◆ Instructions for the task:
Copy out the listing exactly.
════════════════════
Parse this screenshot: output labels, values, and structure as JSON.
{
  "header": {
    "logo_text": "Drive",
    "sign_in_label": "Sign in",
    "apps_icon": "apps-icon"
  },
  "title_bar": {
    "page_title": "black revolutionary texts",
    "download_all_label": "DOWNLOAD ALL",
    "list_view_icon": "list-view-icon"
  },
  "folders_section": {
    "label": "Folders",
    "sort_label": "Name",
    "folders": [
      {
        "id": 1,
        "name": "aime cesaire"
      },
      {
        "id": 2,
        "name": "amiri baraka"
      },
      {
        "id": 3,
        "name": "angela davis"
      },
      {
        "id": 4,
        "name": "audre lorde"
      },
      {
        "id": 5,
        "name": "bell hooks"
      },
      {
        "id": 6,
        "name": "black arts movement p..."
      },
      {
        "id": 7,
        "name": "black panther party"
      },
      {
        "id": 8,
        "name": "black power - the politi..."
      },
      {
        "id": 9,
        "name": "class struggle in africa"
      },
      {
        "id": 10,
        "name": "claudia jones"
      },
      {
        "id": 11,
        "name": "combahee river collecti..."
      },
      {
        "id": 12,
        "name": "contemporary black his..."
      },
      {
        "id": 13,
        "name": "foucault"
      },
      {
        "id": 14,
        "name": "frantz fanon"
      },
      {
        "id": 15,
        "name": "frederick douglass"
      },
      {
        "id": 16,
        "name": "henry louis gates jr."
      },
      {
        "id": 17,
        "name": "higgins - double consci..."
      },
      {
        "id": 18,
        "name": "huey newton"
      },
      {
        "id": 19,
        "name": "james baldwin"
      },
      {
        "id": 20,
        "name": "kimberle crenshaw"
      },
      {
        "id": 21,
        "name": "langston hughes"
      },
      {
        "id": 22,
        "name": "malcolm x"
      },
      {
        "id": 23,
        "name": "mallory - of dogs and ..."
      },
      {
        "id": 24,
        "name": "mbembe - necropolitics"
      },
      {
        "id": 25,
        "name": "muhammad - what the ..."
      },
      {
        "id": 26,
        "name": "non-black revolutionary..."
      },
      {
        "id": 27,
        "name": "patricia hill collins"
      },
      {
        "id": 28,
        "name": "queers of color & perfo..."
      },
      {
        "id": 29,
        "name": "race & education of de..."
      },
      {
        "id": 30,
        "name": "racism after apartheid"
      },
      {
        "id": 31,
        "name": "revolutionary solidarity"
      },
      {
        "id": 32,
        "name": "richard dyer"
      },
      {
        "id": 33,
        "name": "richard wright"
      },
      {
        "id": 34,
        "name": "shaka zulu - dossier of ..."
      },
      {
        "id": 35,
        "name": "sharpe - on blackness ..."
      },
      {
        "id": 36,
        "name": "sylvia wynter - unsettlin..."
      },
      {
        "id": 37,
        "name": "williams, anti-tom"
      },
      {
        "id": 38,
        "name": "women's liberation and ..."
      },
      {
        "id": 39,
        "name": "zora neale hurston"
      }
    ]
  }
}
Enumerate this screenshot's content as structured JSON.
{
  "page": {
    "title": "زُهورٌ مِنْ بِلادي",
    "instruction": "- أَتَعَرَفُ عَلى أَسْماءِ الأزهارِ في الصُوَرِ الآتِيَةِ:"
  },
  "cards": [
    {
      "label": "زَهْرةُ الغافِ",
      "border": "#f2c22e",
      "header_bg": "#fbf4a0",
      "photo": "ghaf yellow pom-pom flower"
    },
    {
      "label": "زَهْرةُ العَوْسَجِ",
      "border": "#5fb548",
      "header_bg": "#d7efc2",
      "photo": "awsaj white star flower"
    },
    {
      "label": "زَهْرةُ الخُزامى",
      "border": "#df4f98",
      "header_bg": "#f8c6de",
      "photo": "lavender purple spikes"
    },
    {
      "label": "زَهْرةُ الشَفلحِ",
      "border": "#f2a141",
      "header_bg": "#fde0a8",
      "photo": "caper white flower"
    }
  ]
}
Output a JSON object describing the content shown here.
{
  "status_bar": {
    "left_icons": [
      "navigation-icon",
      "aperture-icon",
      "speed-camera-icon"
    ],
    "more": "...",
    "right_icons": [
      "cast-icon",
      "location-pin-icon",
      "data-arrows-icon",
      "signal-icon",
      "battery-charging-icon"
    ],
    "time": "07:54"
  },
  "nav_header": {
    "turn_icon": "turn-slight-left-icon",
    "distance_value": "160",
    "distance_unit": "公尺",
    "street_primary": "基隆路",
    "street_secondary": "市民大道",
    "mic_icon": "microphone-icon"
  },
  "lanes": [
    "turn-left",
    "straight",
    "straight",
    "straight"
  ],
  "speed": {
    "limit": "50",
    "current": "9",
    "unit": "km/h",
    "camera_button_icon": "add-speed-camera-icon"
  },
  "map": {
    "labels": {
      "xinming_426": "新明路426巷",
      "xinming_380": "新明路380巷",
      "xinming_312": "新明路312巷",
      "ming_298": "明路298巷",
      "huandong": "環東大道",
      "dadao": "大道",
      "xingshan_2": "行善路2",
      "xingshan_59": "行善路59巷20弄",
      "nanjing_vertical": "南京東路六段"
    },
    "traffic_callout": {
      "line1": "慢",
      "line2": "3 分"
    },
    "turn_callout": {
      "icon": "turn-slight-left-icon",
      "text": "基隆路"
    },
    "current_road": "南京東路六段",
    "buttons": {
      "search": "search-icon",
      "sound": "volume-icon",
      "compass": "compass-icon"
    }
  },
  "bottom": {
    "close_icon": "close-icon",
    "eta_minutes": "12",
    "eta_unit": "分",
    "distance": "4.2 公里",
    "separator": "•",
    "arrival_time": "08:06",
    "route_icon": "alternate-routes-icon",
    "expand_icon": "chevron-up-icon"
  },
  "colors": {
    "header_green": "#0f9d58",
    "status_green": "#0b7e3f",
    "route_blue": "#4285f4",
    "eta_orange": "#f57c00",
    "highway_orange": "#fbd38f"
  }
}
════════════════════
◆ Task solution:
Parse this screenshot: output labels, values, and structure as JSON.
{
  "header": {
    "logo_text": "Drive",
    "sign_in_label": "Sign in",
    "apps_icon": "apps-icon"
  },
  "title_bar": {
    "page_title": "black revolutionary texts",
    "download_all_label": "DOWNLOAD ALL",
    "list_view_icon": "list-view-icon"
  },
  "folders_section": {
    "label": "Folders",
    "sort_label": "Name",
    "folders": [
      {
        "id": 1,
        "name": "aime cesaire"
      },
      {
        "id": 2,
        "name": "amiri baraka"
      },
      {
        "id": 3,
        "name": "angela davis"
      },
      {
        "id": 4,
        "name": "audre lorde"
      },
      {
        "id": 5,
        "name": "bell hooks"
      },
      {
        "id": 6,
        "name": "black arts movement p..."
      },
      {
        "id": 7,
        "name": "black panther party"
      },
      {
        "id": 8,
        "name": "black power - the politi..."
      },
      {
        "id": 9,
        "name": "class struggle in africa"
      },
      {
        "id": 10,
        "name": "claudia jones"
      },
      {
        "id": 11,
        "name": "combahee river collecti..."
      },
      {
        "id": 12,
        "name": "contemporary black his..."
      },
      {
        "id": 13,
        "name": "foucault"
      },
      {
        "id": 14,
        "name": "frantz fanon"
      },
      {
        "id": 15,
        "name": "frederick douglass"
      },
      {
        "id": 16,
        "name": "henry louis gates jr."
      },
      {
        "id": 17,
        "name": "higgins - double consci..."
      },
      {
        "id": 18,
        "name": "huey newton"
      },
      {
        "id": 19,
        "name": "james baldwin"
      },
      {
        "id": 20,
        "name": "kimberle crenshaw"
      },
      {
        "id": 21,
        "name": "langston hughes"
      },
      {
        "id": 22,
        "name": "malcolm x"
      },
      {
        "id": 23,
        "name": "mallory - of dogs and ..."
      },
      {
        "id": 24,
        "name": "mbembe - necropolitics"
      },
      {
        "id": 25,
        "name": "muhammad - what the ..."
      },
      {
        "id": 26,
        "name": "non-black revolutionary..."
      },
      {
        "id": 27,
        "name": "patricia hill collins"
      },
      {
        "id": 28,
        "name": "queers of color & perfo..."
      },
      {
        "id": 29,
        "name": "race & education of de..."
      },
      {
        "id": 30,
        "name": "racism after apartheid"
      },
      {
        "id": 31,
        "name": "revolutionary solidarity"
      },
      {
        "id": 32,
        "name": "richard dyer"
      },
      {
        "id": 33,
        "name": "richard wright"
      },
      {
        "id": 34,
        "name": "shaka zulu - dossier of ..."
      },
      {
        "id": 35,
        "name": "sharpe - on blackness ..."
      },
      {
        "id": 36,
        "name": "sylvia wynter - unsettlin..."
      },
      {
        "id": 37,
        "name": "williams, anti-tom"
      },
      {
        "id": 38,
        "name": "women's liberation and ..."
      },
      {
        "id": 39,
        "name": "zora neale hurston"
      }
    ]
  }
}
Enumerate this screenshot's content as structured JSON.
{
  "page": {
    "title": "زُهورٌ مِنْ بِلادي",
    "instruction": "- أَتَعَرَفُ عَلى أَسْماءِ الأزهارِ في الصُوَرِ الآتِيَةِ:"
  },
  "cards": [
    {
      "label": "زَهْرةُ الغافِ",
      "border": "#f2c22e",
      "header_bg": "#fbf4a0",
      "photo": "ghaf yellow pom-pom flower"
    },
    {
      "label": "زَهْرةُ العَوْسَجِ",
      "border": "#5fb548",
      "header_bg": "#d7efc2",
      "photo": "awsaj white star flower"
    },
    {
      "label": "زَهْرةُ الخُزامى",
      "border": "#df4f98",
      "header_bg": "#f8c6de",
      "photo": "lavender purple spikes"
    },
    {
      "label": "زَهْرةُ الشَفلحِ",
      "border": "#f2a141",
      "header_bg": "#fde0a8",
      "photo": "caper white flower"
    }
  ]
}
Output a JSON object describing the content shown here.
{
  "status_bar": {
    "left_icons": [
      "navigation-icon",
      "aperture-icon",
      "speed-camera-icon"
    ],
    "more": "...",
    "right_icons": [
      "cast-icon",
      "location-pin-icon",
      "data-arrows-icon",
      "signal-icon",
      "battery-charging-icon"
    ],
    "time": "07:54"
  },
  "nav_header": {
    "turn_icon": "turn-slight-left-icon",
    "distance_value": "160",
    "distance_unit": "公尺",
    "street_primary": "基隆路",
    "street_secondary": "市民大道",
    "mic_icon": "microphone-icon"
  },
  "lanes": [
    "turn-left",
    "straight",
    "straight",
    "straight"
  ],
  "speed": {
    "limit": "50",
    "current": "9",
    "unit": "km/h",
    "camera_button_icon": "add-speed-camera-icon"
  },
  "map": {
    "labels": {
      "xinming_426": "新明路426巷",
      "xinming_380": "新明路380巷",
      "xinming_312": "新明路312巷",
      "ming_298": "明路298巷",
      "huandong": "環東大道",
      "dadao": "大道",
      "xingshan_2": "行善路2",
      "xingshan_59": "行善路59巷20弄",
      "nanjing_vertical": "南京東路六段"
    },
    "traffic_callout": {
      "line1": "慢",
      "line2": "3 分"
    },
    "turn_callout": {
      "icon": "turn-slight-left-icon",
      "text": "基隆路"
    },
    "current_road": "南京東路六段",
    "buttons": {
      "search": "search-icon",
      "sound": "volume-icon",
      "compass": "compass-icon"
    }
  },
  "bottom": {
    "close_icon": "close-icon",
    "eta_minutes": "12",
    "eta_unit": "分",
    "distance": "4.2 公里",
    "separator": "•",
    "arrival_time": "08:06",
    "route_icon": "alternate-routes-icon",
    "expand_icon": "chevron-up-icon"
  },
  "colors": {
    "header_green": "#0f9d58",
    "status_green": "#0b7e3f",
    "route_blue": "#4285f4",
    "eta_orange": "#f57c00",
    "highway_orange": "#fbd38f"
  }
}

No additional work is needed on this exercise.